(Work required) Report each line of the listing that carries the word "tucum".
───── The records
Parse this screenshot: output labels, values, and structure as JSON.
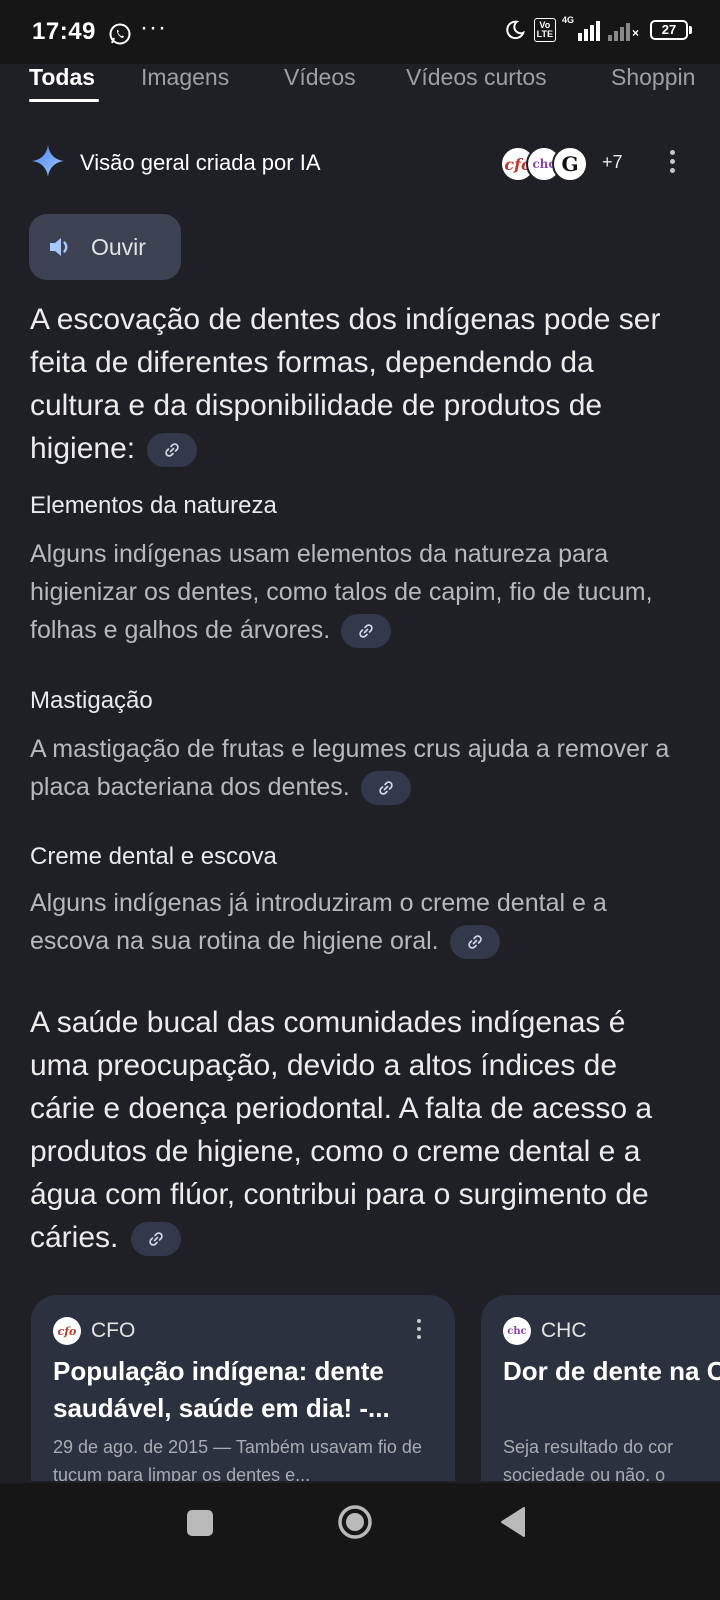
{
  "status_bar": {
    "time": "17:49",
    "dots": "···",
    "volte": "Vo\nLTE",
    "network": "4G",
    "battery": "27"
  },
  "tabs": [
    {
      "label": "Todas",
      "active": true
    },
    {
      "label": "Imagens",
      "active": false
    },
    {
      "label": "Vídeos",
      "active": false
    },
    {
      "label": "Vídeos curtos",
      "active": false
    },
    {
      "label": "Shoppin",
      "active": false
    }
  ],
  "ai_overview": {
    "title": "Visão geral criada por IA",
    "more_sources": "+7",
    "listen_label": "Ouvir",
    "intro": "A escovação de dentes dos indígenas pode ser feita de diferentes formas, dependendo da cultura e da disponibilidade de produtos de higiene:",
    "sections": [
      {
        "title": "Elementos da natureza",
        "text": "Alguns indígenas usam elementos da natureza para higienizar os dentes, como talos de capim, fio de tucum, folhas e galhos de árvores."
      },
      {
        "title": "Mastigação",
        "text": "A mastigação de frutas e legumes crus ajuda a remover a placa bacteriana dos dentes."
      },
      {
        "title": "Creme dental e escova",
        "text": "Alguns indígenas já introduziram o creme dental e a escova na sua rotina de higiene oral."
      }
    ],
    "conclusion": "A saúde bucal das comunidades indígenas é uma preocupação, devido a altos índices de cárie e doença periodontal. A falta de acesso a produtos de higiene, como o creme dental e a água com flúor, contribui para o surgimento de cáries."
  },
  "source_cards": [
    {
      "source": "CFO",
      "favicon_text": "cfo",
      "title": "População indígena: dente saudável, saúde em dia! -...",
      "snippet": "29 de ago. de 2015 — Também usavam fio de tucum para limpar os dentes e..."
    },
    {
      "source": "CHC",
      "favicon_text": "chc",
      "title": "Dor de dente na CHC",
      "snippet": "Seja resultado do cor sociedade ou não, o"
    }
  ],
  "colors": {
    "background": "#1f2025",
    "chip": "#33384a",
    "card": "#2c313f",
    "sparkle": "#8ab4f8"
  }
}
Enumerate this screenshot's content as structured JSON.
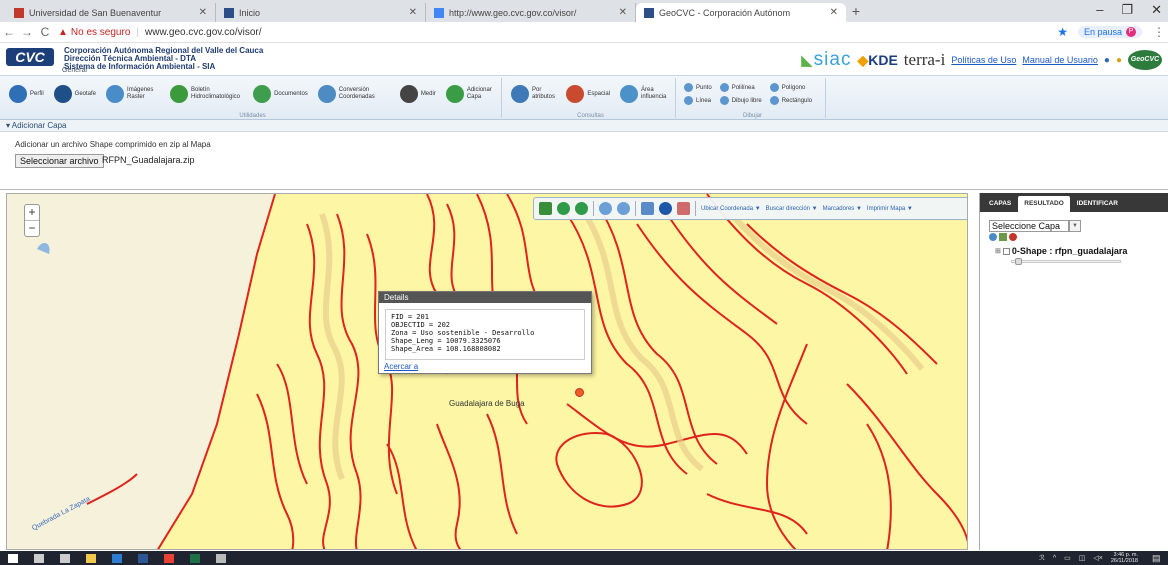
──────────
(Solution for this task)
        "text": "Alguns indígenas usam elementos da natureza para higienizar os dentes, como talos de capim, fio de tucum, folhas e galhos de árvores."
      "snippet": "29 de ago. de 2015 — Também usavam fio de tucum para limpar os dentes e..."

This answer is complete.